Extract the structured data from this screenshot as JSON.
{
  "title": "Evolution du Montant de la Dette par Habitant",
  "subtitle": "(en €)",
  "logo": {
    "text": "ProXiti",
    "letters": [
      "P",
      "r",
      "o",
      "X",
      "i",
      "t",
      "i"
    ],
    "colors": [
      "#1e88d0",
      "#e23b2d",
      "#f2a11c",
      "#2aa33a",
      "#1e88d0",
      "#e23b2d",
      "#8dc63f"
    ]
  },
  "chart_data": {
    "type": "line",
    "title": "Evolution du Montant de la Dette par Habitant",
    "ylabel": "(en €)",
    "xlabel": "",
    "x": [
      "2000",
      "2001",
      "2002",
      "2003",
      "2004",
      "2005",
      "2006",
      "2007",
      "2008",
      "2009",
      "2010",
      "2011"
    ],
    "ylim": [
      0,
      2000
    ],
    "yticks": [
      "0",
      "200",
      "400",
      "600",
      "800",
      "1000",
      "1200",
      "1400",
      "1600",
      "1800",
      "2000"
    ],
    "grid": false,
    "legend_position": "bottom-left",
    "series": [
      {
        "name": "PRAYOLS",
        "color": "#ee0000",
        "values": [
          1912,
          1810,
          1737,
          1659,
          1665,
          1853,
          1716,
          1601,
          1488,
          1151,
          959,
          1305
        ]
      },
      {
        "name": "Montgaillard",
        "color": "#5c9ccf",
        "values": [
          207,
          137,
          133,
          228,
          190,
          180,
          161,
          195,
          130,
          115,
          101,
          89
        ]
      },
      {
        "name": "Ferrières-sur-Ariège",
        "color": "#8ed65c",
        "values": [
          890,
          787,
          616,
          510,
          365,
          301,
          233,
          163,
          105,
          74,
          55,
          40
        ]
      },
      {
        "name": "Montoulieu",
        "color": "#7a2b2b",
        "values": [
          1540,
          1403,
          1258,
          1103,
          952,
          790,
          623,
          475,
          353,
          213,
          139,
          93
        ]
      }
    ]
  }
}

— REQUIRED TASK —
Output the records exactly, including every line.

— WRITTEN RESPONSE —
Extract the structured data from this screenshot as JSON.
{
  "title": "Evolution du Montant de la Dette par Habitant",
  "subtitle": "(en €)",
  "logo": {
    "text": "ProXiti",
    "letters": [
      "P",
      "r",
      "o",
      "X",
      "i",
      "t",
      "i"
    ],
    "colors": [
      "#1e88d0",
      "#e23b2d",
      "#f2a11c",
      "#2aa33a",
      "#1e88d0",
      "#e23b2d",
      "#8dc63f"
    ]
  },
  "chart_data": {
    "type": "line",
    "title": "Evolution du Montant de la Dette par Habitant",
    "ylabel": "(en €)",
    "xlabel": "",
    "x": [
      "2000",
      "2001",
      "2002",
      "2003",
      "2004",
      "2005",
      "2006",
      "2007",
      "2008",
      "2009",
      "2010",
      "2011"
    ],
    "ylim": [
      0,
      2000
    ],
    "yticks": [
      "0",
      "200",
      "400",
      "600",
      "800",
      "1000",
      "1200",
      "1400",
      "1600",
      "1800",
      "2000"
    ],
    "grid": false,
    "legend_position": "bottom-left",
    "series": [
      {
        "name": "PRAYOLS",
        "color": "#ee0000",
        "values": [
          1912,
          1810,
          1737,
          1659,
          1665,
          1853,
          1716,
          1601,
          1488,
          1151,
          959,
          1305
        ]
      },
      {
        "name": "Montgaillard",
        "color": "#5c9ccf",
        "values": [
          207,
          137,
          133,
          228,
          190,
          180,
          161,
          195,
          130,
          115,
          101,
          89
        ]
      },
      {
        "name": "Ferrières-sur-Ariège",
        "color": "#8ed65c",
        "values": [
          890,
          787,
          616,
          510,
          365,
          301,
          233,
          163,
          105,
          74,
          55,
          40
        ]
      },
      {
        "name": "Montoulieu",
        "color": "#7a2b2b",
        "values": [
          1540,
          1403,
          1258,
          1103,
          952,
          790,
          623,
          475,
          353,
          213,
          139,
          93
        ]
      }
    ]
  }
}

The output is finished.